-- Start of LISTING --
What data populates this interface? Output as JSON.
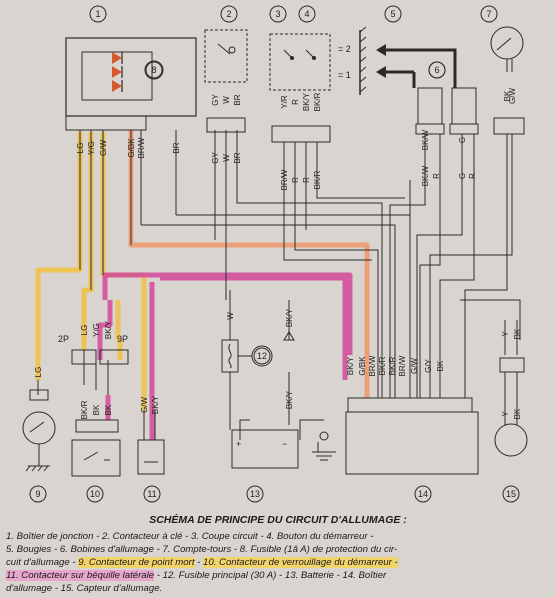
{
  "components": [
    {
      "n": "1"
    },
    {
      "n": "2"
    },
    {
      "n": "3"
    },
    {
      "n": "4"
    },
    {
      "n": "5"
    },
    {
      "n": "6"
    },
    {
      "n": "7"
    },
    {
      "n": "8"
    },
    {
      "n": "9"
    },
    {
      "n": "10"
    },
    {
      "n": "11"
    },
    {
      "n": "12"
    },
    {
      "n": "13"
    },
    {
      "n": "14"
    },
    {
      "n": "15"
    }
  ],
  "connectors": {
    "c2p": "2P",
    "c9p": "9P",
    "m2": "= 2",
    "m1": "= 1",
    "plus": "+",
    "minus": "−"
  },
  "wires": {
    "w1": [
      "LG",
      "Y/G",
      "G/W",
      "G/BK",
      "BR/W",
      "BR"
    ],
    "w2": [
      "GY",
      "W",
      "BR"
    ],
    "w3": [
      "Y/R",
      "R",
      "BK/Y",
      "BK/R"
    ],
    "w5": [
      "BK/W",
      "G"
    ],
    "w7": [
      "BK",
      "G/W"
    ],
    "w2b": [
      "GY",
      "W",
      "BR"
    ],
    "w3b": [
      "BR/W",
      "R",
      "R",
      "BK/R"
    ],
    "w5b": [
      "BK/W",
      "R",
      "G",
      "R"
    ],
    "mid": [
      "LG",
      "Y/G",
      "BK/Y"
    ],
    "lo9": [
      "LG"
    ],
    "lo10": [
      "BK/R",
      "BK",
      "BK"
    ],
    "lo11": [
      "G/W",
      "BK/Y"
    ],
    "w12": [
      "W"
    ],
    "w13": [
      "BK/Y",
      "BK/Y"
    ],
    "w14": [
      "BK/Y",
      "G/BK",
      "BR/W",
      "BK/R",
      "BK/R",
      "BR/W",
      "G/W",
      "G/Y",
      "BK"
    ],
    "w15": [
      "Y",
      "BK",
      "Y",
      "BK"
    ]
  },
  "caption": {
    "title": "SCHÉMA DE PRINCIPE DU CIRCUIT D'ALLUMAGE :",
    "l1": "1. Boîtier de jonction - 2. Contacteur à clé - 3. Coupe circuit - 4. Bouton du démarreur -",
    "l2": "5. Bougies - 6. Bobines d'allumage - 7. Compte-tours - 8. Fusible (1â A) de protection du cir-",
    "l3a": "cuit d'allumage - ",
    "l3b": "9. Contacteur de point mort",
    "l3c": " - ",
    "l3d": "10. Contacteur de verrouillage du démarreur -",
    "l4a": "11. Contacteur sur béquille latérale",
    "l4b": " - 12. Fusible principal (30 A) - 13. Batterie - 14. Boîtier",
    "l5": "d'allumage - 15. Capteur d'allumage."
  },
  "colors": {
    "yellow": "#f0c24a",
    "pink": "#d4489a",
    "orange": "#ee9a6e",
    "wire": "#2a2a2a",
    "paper": "#d9d4cf"
  }
}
-- End of LISTING --
■ AIM OF THE EXERCISE
Pictures are to be left out; all else in the entries above is to be quoted exactly.

■ CORRECT OUTPUT
What data populates this interface? Output as JSON.
{
  "components": [
    {
      "n": "1"
    },
    {
      "n": "2"
    },
    {
      "n": "3"
    },
    {
      "n": "4"
    },
    {
      "n": "5"
    },
    {
      "n": "6"
    },
    {
      "n": "7"
    },
    {
      "n": "8"
    },
    {
      "n": "9"
    },
    {
      "n": "10"
    },
    {
      "n": "11"
    },
    {
      "n": "12"
    },
    {
      "n": "13"
    },
    {
      "n": "14"
    },
    {
      "n": "15"
    }
  ],
  "connectors": {
    "c2p": "2P",
    "c9p": "9P",
    "m2": "= 2",
    "m1": "= 1",
    "plus": "+",
    "minus": "−"
  },
  "wires": {
    "w1": [
      "LG",
      "Y/G",
      "G/W",
      "G/BK",
      "BR/W",
      "BR"
    ],
    "w2": [
      "GY",
      "W",
      "BR"
    ],
    "w3": [
      "Y/R",
      "R",
      "BK/Y",
      "BK/R"
    ],
    "w5": [
      "BK/W",
      "G"
    ],
    "w7": [
      "BK",
      "G/W"
    ],
    "w2b": [
      "GY",
      "W",
      "BR"
    ],
    "w3b": [
      "BR/W",
      "R",
      "R",
      "BK/R"
    ],
    "w5b": [
      "BK/W",
      "R",
      "G",
      "R"
    ],
    "mid": [
      "LG",
      "Y/G",
      "BK/Y"
    ],
    "lo9": [
      "LG"
    ],
    "lo10": [
      "BK/R",
      "BK",
      "BK"
    ],
    "lo11": [
      "G/W",
      "BK/Y"
    ],
    "w12": [
      "W"
    ],
    "w13": [
      "BK/Y",
      "BK/Y"
    ],
    "w14": [
      "BK/Y",
      "G/BK",
      "BR/W",
      "BK/R",
      "BK/R",
      "BR/W",
      "G/W",
      "G/Y",
      "BK"
    ],
    "w15": [
      "Y",
      "BK",
      "Y",
      "BK"
    ]
  },
  "caption": {
    "title": "SCHÉMA DE PRINCIPE DU CIRCUIT D'ALLUMAGE :",
    "l1": "1. Boîtier de jonction - 2. Contacteur à clé - 3. Coupe circuit - 4. Bouton du démarreur -",
    "l2": "5. Bougies - 6. Bobines d'allumage - 7. Compte-tours - 8. Fusible (1â A) de protection du cir-",
    "l3a": "cuit d'allumage - ",
    "l3b": "9. Contacteur de point mort",
    "l3c": " - ",
    "l3d": "10. Contacteur de verrouillage du démarreur -",
    "l4a": "11. Contacteur sur béquille latérale",
    "l4b": " - 12. Fusible principal (30 A) - 13. Batterie - 14. Boîtier",
    "l5": "d'allumage - 15. Capteur d'allumage."
  },
  "colors": {
    "yellow": "#f0c24a",
    "pink": "#d4489a",
    "orange": "#ee9a6e",
    "wire": "#2a2a2a",
    "paper": "#d9d4cf"
  }
}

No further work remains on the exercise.